Data records:
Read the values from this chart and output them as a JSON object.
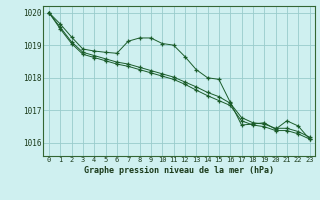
{
  "title": "Graphe pression niveau de la mer (hPa)",
  "background_color": "#cff0f0",
  "grid_color": "#99cccc",
  "line_color": "#1a5c2a",
  "xlim": [
    -0.5,
    23.5
  ],
  "ylim": [
    1015.6,
    1020.2
  ],
  "yticks": [
    1016,
    1017,
    1018,
    1019,
    1020
  ],
  "xticks": [
    0,
    1,
    2,
    3,
    4,
    5,
    6,
    7,
    8,
    9,
    10,
    11,
    12,
    13,
    14,
    15,
    16,
    17,
    18,
    19,
    20,
    21,
    22,
    23
  ],
  "series1": [
    [
      0,
      1020.0
    ],
    [
      1,
      1019.65
    ],
    [
      2,
      1019.25
    ],
    [
      3,
      1018.88
    ],
    [
      4,
      1018.82
    ],
    [
      5,
      1018.78
    ],
    [
      6,
      1018.75
    ],
    [
      7,
      1019.12
    ],
    [
      8,
      1019.22
    ],
    [
      9,
      1019.22
    ],
    [
      10,
      1019.05
    ],
    [
      11,
      1019.0
    ],
    [
      12,
      1018.65
    ],
    [
      13,
      1018.25
    ],
    [
      14,
      1018.0
    ],
    [
      15,
      1017.95
    ],
    [
      16,
      1017.25
    ],
    [
      17,
      1016.55
    ],
    [
      18,
      1016.58
    ],
    [
      19,
      1016.62
    ],
    [
      20,
      1016.42
    ],
    [
      21,
      1016.68
    ],
    [
      22,
      1016.52
    ],
    [
      23,
      1016.12
    ]
  ],
  "series2": [
    [
      0,
      1020.0
    ],
    [
      1,
      1019.55
    ],
    [
      2,
      1019.1
    ],
    [
      3,
      1018.78
    ],
    [
      4,
      1018.68
    ],
    [
      5,
      1018.58
    ],
    [
      6,
      1018.48
    ],
    [
      7,
      1018.42
    ],
    [
      8,
      1018.32
    ],
    [
      9,
      1018.22
    ],
    [
      10,
      1018.12
    ],
    [
      11,
      1018.02
    ],
    [
      12,
      1017.87
    ],
    [
      13,
      1017.72
    ],
    [
      14,
      1017.55
    ],
    [
      15,
      1017.42
    ],
    [
      16,
      1017.22
    ],
    [
      17,
      1016.78
    ],
    [
      18,
      1016.62
    ],
    [
      19,
      1016.58
    ],
    [
      20,
      1016.45
    ],
    [
      21,
      1016.45
    ],
    [
      22,
      1016.35
    ],
    [
      23,
      1016.18
    ]
  ],
  "series3": [
    [
      0,
      1020.0
    ],
    [
      1,
      1019.5
    ],
    [
      2,
      1019.05
    ],
    [
      3,
      1018.72
    ],
    [
      4,
      1018.62
    ],
    [
      5,
      1018.52
    ],
    [
      6,
      1018.42
    ],
    [
      7,
      1018.35
    ],
    [
      8,
      1018.25
    ],
    [
      9,
      1018.15
    ],
    [
      10,
      1018.05
    ],
    [
      11,
      1017.95
    ],
    [
      12,
      1017.8
    ],
    [
      13,
      1017.62
    ],
    [
      14,
      1017.45
    ],
    [
      15,
      1017.3
    ],
    [
      16,
      1017.15
    ],
    [
      17,
      1016.68
    ],
    [
      18,
      1016.55
    ],
    [
      19,
      1016.5
    ],
    [
      20,
      1016.38
    ],
    [
      21,
      1016.38
    ],
    [
      22,
      1016.28
    ],
    [
      23,
      1016.12
    ]
  ]
}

What you should do
Reproduce every line precisely as given, omitting all pictures.

Full answer
Read the values from this chart and output them as a JSON object.
{
  "title": "Graphe pression niveau de la mer (hPa)",
  "background_color": "#cff0f0",
  "grid_color": "#99cccc",
  "line_color": "#1a5c2a",
  "xlim": [
    -0.5,
    23.5
  ],
  "ylim": [
    1015.6,
    1020.2
  ],
  "yticks": [
    1016,
    1017,
    1018,
    1019,
    1020
  ],
  "xticks": [
    0,
    1,
    2,
    3,
    4,
    5,
    6,
    7,
    8,
    9,
    10,
    11,
    12,
    13,
    14,
    15,
    16,
    17,
    18,
    19,
    20,
    21,
    22,
    23
  ],
  "series1": [
    [
      0,
      1020.0
    ],
    [
      1,
      1019.65
    ],
    [
      2,
      1019.25
    ],
    [
      3,
      1018.88
    ],
    [
      4,
      1018.82
    ],
    [
      5,
      1018.78
    ],
    [
      6,
      1018.75
    ],
    [
      7,
      1019.12
    ],
    [
      8,
      1019.22
    ],
    [
      9,
      1019.22
    ],
    [
      10,
      1019.05
    ],
    [
      11,
      1019.0
    ],
    [
      12,
      1018.65
    ],
    [
      13,
      1018.25
    ],
    [
      14,
      1018.0
    ],
    [
      15,
      1017.95
    ],
    [
      16,
      1017.25
    ],
    [
      17,
      1016.55
    ],
    [
      18,
      1016.58
    ],
    [
      19,
      1016.62
    ],
    [
      20,
      1016.42
    ],
    [
      21,
      1016.68
    ],
    [
      22,
      1016.52
    ],
    [
      23,
      1016.12
    ]
  ],
  "series2": [
    [
      0,
      1020.0
    ],
    [
      1,
      1019.55
    ],
    [
      2,
      1019.1
    ],
    [
      3,
      1018.78
    ],
    [
      4,
      1018.68
    ],
    [
      5,
      1018.58
    ],
    [
      6,
      1018.48
    ],
    [
      7,
      1018.42
    ],
    [
      8,
      1018.32
    ],
    [
      9,
      1018.22
    ],
    [
      10,
      1018.12
    ],
    [
      11,
      1018.02
    ],
    [
      12,
      1017.87
    ],
    [
      13,
      1017.72
    ],
    [
      14,
      1017.55
    ],
    [
      15,
      1017.42
    ],
    [
      16,
      1017.22
    ],
    [
      17,
      1016.78
    ],
    [
      18,
      1016.62
    ],
    [
      19,
      1016.58
    ],
    [
      20,
      1016.45
    ],
    [
      21,
      1016.45
    ],
    [
      22,
      1016.35
    ],
    [
      23,
      1016.18
    ]
  ],
  "series3": [
    [
      0,
      1020.0
    ],
    [
      1,
      1019.5
    ],
    [
      2,
      1019.05
    ],
    [
      3,
      1018.72
    ],
    [
      4,
      1018.62
    ],
    [
      5,
      1018.52
    ],
    [
      6,
      1018.42
    ],
    [
      7,
      1018.35
    ],
    [
      8,
      1018.25
    ],
    [
      9,
      1018.15
    ],
    [
      10,
      1018.05
    ],
    [
      11,
      1017.95
    ],
    [
      12,
      1017.8
    ],
    [
      13,
      1017.62
    ],
    [
      14,
      1017.45
    ],
    [
      15,
      1017.3
    ],
    [
      16,
      1017.15
    ],
    [
      17,
      1016.68
    ],
    [
      18,
      1016.55
    ],
    [
      19,
      1016.5
    ],
    [
      20,
      1016.38
    ],
    [
      21,
      1016.38
    ],
    [
      22,
      1016.28
    ],
    [
      23,
      1016.12
    ]
  ]
}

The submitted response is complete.